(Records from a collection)
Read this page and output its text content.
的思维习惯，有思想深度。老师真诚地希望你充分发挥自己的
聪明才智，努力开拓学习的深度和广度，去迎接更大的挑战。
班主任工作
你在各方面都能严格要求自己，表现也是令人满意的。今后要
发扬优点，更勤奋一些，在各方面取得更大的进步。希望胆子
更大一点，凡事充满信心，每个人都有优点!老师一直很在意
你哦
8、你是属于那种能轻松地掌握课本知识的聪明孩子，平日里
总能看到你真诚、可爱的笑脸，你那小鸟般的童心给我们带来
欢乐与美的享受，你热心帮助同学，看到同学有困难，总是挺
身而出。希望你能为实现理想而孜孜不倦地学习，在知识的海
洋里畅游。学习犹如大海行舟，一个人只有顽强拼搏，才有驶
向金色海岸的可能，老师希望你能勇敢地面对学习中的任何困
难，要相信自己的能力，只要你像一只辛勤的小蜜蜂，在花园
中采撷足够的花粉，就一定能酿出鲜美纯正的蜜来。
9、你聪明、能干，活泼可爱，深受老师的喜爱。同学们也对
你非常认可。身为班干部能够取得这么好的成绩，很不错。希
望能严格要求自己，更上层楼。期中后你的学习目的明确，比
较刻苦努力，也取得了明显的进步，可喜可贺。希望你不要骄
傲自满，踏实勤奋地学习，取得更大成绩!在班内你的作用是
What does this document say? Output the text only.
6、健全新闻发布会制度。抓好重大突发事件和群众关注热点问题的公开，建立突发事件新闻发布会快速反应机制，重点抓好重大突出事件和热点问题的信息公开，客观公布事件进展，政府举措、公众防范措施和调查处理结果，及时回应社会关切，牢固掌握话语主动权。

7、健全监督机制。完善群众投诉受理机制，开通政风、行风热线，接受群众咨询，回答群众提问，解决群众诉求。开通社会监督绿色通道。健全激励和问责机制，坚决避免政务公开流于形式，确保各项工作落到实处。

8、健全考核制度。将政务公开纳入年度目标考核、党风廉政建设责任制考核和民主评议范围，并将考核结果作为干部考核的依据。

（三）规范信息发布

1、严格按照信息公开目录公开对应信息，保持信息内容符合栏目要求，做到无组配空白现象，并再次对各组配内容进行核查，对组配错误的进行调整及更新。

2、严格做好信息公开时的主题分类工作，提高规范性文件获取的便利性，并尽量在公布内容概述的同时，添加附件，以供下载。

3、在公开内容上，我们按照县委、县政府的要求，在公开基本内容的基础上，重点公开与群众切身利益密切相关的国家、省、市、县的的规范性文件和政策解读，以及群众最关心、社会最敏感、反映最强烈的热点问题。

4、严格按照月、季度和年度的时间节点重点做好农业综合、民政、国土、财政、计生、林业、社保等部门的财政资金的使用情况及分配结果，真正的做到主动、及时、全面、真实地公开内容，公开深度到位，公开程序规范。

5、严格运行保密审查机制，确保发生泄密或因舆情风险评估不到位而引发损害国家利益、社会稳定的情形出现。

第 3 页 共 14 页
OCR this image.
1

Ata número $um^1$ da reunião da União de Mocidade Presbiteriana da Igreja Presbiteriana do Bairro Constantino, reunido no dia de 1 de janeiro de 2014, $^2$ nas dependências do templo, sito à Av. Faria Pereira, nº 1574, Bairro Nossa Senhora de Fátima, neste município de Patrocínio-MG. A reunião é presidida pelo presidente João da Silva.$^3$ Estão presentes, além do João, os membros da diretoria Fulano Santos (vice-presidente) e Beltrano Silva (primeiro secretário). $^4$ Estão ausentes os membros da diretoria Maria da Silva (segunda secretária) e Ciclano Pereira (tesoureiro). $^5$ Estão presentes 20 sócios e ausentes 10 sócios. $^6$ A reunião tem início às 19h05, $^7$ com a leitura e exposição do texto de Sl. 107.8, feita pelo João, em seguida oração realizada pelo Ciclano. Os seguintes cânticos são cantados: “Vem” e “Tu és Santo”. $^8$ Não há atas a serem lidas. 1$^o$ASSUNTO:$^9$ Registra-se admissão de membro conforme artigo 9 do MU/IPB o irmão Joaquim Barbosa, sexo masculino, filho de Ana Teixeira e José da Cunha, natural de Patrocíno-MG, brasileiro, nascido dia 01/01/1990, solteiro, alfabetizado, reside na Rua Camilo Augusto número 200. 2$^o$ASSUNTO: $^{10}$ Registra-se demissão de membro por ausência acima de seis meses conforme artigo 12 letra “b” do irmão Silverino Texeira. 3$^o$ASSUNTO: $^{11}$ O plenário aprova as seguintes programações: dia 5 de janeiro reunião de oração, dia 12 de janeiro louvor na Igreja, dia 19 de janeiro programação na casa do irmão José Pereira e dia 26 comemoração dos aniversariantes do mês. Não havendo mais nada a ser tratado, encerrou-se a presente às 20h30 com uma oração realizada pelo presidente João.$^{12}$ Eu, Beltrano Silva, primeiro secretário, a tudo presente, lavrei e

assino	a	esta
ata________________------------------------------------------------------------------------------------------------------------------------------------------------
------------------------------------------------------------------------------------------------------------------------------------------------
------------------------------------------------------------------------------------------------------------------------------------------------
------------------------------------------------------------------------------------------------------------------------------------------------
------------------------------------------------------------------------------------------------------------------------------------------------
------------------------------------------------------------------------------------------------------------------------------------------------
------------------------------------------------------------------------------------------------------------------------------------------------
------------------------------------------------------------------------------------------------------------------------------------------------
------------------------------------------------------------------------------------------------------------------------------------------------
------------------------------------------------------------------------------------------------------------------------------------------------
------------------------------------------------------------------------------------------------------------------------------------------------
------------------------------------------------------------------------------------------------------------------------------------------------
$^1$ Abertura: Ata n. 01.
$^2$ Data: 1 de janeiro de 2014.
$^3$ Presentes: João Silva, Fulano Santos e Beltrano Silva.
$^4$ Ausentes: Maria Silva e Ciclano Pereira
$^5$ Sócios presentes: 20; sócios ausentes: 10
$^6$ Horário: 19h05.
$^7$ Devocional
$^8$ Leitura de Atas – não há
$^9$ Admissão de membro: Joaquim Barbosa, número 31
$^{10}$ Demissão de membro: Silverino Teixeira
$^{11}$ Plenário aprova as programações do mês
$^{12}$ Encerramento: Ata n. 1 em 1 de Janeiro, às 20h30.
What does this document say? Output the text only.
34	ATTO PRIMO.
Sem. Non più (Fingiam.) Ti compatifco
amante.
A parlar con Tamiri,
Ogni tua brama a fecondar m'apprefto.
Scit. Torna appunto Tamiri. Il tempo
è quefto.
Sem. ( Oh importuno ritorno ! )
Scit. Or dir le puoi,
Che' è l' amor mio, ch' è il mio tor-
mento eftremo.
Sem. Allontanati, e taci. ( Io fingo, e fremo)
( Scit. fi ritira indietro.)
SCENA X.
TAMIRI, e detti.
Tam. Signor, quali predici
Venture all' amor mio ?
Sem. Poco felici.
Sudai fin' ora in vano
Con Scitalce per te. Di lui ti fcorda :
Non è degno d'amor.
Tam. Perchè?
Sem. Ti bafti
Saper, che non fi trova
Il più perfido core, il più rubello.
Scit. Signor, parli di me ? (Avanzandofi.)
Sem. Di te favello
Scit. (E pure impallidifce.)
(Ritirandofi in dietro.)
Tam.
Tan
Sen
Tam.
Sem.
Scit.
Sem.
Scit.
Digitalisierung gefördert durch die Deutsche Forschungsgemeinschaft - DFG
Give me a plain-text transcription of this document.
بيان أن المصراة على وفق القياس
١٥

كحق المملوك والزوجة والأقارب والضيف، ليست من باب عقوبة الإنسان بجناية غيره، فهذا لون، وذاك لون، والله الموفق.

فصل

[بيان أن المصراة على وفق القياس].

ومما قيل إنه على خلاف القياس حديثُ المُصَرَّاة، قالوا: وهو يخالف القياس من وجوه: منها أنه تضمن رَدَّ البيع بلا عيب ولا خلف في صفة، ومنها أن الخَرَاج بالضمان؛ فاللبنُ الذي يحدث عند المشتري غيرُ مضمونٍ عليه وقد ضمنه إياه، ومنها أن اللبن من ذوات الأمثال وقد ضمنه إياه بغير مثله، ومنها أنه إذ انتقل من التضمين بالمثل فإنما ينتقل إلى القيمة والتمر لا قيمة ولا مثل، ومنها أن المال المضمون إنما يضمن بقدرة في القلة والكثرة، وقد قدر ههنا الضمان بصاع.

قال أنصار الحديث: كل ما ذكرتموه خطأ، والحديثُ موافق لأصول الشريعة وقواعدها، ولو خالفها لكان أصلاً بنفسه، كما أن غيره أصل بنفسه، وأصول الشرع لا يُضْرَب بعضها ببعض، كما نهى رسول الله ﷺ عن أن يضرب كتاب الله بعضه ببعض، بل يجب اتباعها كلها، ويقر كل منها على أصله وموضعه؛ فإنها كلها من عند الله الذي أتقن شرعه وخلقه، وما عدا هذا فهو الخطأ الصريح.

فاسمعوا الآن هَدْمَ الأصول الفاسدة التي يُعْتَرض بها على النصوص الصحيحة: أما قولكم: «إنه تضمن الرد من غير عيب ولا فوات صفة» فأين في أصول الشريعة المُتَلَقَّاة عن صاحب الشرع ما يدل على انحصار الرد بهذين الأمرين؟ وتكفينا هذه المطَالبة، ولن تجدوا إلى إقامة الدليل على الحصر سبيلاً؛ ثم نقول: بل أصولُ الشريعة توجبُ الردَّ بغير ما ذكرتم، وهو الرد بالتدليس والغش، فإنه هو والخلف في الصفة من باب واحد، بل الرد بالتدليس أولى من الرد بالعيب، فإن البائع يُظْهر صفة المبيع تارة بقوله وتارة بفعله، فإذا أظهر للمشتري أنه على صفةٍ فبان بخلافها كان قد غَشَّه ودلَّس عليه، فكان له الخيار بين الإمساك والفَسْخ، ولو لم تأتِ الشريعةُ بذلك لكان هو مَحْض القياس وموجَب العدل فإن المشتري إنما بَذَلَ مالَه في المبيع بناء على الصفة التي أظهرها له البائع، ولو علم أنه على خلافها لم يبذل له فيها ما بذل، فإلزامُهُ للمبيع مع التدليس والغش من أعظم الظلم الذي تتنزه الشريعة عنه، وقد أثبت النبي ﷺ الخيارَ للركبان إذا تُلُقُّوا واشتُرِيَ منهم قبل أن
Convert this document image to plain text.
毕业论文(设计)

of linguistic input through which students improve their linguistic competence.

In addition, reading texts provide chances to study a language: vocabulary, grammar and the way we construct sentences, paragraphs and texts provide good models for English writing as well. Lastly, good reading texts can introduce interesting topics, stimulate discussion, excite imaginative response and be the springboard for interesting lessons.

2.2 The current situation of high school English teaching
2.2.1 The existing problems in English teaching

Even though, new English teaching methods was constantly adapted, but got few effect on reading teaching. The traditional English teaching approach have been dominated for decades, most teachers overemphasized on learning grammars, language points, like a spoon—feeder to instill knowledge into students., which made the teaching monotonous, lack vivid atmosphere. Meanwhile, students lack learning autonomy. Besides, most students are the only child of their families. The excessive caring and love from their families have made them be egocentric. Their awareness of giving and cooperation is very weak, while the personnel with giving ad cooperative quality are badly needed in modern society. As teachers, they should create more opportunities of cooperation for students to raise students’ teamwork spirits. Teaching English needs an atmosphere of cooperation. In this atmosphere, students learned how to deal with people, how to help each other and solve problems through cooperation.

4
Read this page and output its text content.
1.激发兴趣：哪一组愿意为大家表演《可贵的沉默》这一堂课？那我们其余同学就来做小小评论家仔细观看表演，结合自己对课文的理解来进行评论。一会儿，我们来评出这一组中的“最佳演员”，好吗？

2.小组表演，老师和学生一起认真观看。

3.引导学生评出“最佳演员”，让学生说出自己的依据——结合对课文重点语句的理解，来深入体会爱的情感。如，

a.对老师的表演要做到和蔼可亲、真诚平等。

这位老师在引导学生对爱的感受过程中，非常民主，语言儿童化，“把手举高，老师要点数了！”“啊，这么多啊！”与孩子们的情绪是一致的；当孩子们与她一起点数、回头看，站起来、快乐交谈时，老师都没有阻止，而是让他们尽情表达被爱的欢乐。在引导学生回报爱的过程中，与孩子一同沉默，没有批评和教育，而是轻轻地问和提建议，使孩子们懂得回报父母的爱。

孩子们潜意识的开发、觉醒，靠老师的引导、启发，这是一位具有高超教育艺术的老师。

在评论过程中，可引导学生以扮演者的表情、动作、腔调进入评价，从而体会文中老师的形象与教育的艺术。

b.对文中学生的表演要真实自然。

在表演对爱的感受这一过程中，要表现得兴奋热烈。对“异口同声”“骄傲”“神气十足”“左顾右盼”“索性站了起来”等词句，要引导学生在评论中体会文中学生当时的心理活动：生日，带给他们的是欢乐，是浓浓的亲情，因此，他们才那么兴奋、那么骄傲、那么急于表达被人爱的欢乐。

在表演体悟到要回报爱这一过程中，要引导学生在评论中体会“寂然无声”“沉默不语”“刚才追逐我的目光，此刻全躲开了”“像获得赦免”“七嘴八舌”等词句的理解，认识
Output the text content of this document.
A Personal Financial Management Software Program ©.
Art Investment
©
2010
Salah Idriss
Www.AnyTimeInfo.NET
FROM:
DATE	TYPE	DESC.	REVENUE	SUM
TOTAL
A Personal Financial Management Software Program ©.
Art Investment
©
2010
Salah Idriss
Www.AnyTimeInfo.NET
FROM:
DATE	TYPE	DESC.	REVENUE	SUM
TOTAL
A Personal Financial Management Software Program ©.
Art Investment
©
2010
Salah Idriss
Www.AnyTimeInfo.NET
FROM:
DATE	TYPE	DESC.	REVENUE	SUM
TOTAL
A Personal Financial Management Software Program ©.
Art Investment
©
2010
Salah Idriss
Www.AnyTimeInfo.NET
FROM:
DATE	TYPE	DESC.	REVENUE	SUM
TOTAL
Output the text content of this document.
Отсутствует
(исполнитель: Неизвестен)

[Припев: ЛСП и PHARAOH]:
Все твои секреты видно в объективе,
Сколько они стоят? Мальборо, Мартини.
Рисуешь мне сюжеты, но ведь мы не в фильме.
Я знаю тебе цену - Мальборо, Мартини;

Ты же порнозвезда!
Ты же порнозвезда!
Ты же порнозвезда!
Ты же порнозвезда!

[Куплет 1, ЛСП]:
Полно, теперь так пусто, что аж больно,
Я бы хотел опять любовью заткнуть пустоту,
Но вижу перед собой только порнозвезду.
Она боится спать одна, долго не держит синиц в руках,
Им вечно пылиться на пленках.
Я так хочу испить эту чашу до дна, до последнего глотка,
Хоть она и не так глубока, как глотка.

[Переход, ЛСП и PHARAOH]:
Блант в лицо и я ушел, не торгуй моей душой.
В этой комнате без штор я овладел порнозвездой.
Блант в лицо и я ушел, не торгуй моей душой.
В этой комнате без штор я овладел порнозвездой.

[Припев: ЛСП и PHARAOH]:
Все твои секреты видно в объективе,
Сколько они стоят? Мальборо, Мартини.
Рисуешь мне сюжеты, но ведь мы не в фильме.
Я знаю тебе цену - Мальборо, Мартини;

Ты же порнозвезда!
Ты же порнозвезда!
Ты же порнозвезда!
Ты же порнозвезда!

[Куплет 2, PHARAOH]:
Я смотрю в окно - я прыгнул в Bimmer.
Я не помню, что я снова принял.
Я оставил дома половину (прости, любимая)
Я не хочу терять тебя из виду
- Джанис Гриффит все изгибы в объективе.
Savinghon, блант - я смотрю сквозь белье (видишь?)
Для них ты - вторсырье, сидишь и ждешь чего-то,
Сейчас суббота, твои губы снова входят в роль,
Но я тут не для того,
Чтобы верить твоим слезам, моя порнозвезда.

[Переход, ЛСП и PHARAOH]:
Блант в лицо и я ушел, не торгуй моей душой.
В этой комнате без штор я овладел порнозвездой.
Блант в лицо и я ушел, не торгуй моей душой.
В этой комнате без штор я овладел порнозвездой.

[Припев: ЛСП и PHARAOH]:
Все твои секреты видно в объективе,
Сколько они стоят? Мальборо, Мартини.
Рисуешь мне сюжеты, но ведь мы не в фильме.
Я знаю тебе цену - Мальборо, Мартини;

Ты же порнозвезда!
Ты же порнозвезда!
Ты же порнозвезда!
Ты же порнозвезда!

- [Challenge]: For each line in the data above that contains the string "amor", extract the line.

- [Finished exercise]:
Che' è l' amor mio, ch' è il mio tor-
Venture all' amor mio ?
Non è degno d'amor.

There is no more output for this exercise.